Problem description — Return every entry exactly.

Exercise data —

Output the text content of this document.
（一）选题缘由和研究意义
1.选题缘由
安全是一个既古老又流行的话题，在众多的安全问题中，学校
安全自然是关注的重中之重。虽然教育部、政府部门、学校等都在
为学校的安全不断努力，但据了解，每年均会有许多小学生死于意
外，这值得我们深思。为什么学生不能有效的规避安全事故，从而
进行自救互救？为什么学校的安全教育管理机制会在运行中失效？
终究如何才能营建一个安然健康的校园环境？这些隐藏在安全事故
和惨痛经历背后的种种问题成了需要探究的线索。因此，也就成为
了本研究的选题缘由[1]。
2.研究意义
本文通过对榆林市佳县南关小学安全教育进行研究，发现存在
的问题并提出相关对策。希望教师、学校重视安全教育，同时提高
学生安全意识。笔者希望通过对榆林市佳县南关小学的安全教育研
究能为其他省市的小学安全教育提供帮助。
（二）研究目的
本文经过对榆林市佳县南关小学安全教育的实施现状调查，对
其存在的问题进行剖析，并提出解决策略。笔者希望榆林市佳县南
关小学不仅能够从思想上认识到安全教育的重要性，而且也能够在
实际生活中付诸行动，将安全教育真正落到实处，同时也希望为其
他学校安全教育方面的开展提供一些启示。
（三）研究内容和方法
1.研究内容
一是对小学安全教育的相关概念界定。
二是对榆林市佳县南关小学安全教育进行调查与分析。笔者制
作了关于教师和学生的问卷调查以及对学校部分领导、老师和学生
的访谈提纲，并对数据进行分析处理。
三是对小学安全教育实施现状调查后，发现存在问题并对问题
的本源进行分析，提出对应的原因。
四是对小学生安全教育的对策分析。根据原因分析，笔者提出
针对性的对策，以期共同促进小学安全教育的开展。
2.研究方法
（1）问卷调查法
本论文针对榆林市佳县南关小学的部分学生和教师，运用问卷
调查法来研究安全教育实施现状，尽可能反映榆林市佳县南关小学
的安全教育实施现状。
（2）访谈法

Expected answer —
Output the text content of this document.
（一）选题缘由和研究意义
1.选题缘由
安全是一个既古老又流行的话题，在众多的安全问题中，学校
安全自然是关注的重中之重。虽然教育部、政府部门、学校等都在
为学校的安全不断努力，但据了解，每年均会有许多小学生死于意
外，这值得我们深思。为什么学生不能有效的规避安全事故，从而
进行自救互救？为什么学校的安全教育管理机制会在运行中失效？
终究如何才能营建一个安然健康的校园环境？这些隐藏在安全事故
和惨痛经历背后的种种问题成了需要探究的线索。因此，也就成为
了本研究的选题缘由[1]。
2.研究意义
本文通过对榆林市佳县南关小学安全教育进行研究，发现存在
的问题并提出相关对策。希望教师、学校重视安全教育，同时提高
学生安全意识。笔者希望通过对榆林市佳县南关小学的安全教育研
究能为其他省市的小学安全教育提供帮助。
（二）研究目的
本文经过对榆林市佳县南关小学安全教育的实施现状调查，对
其存在的问题进行剖析，并提出解决策略。笔者希望榆林市佳县南
关小学不仅能够从思想上认识到安全教育的重要性，而且也能够在
实际生活中付诸行动，将安全教育真正落到实处，同时也希望为其
他学校安全教育方面的开展提供一些启示。
（三）研究内容和方法
1.研究内容
一是对小学安全教育的相关概念界定。
二是对榆林市佳县南关小学安全教育进行调查与分析。笔者制
作了关于教师和学生的问卷调查以及对学校部分领导、老师和学生
的访谈提纲，并对数据进行分析处理。
三是对小学安全教育实施现状调查后，发现存在问题并对问题
的本源进行分析，提出对应的原因。
四是对小学生安全教育的对策分析。根据原因分析，笔者提出
针对性的对策，以期共同促进小学安全教育的开展。
2.研究方法
（1）问卷调查法
本论文针对榆林市佳县南关小学的部分学生和教师，运用问卷
调查法来研究安全教育实施现状，尽可能反映榆林市佳县南关小学
的安全教育实施现状。
（2）访谈法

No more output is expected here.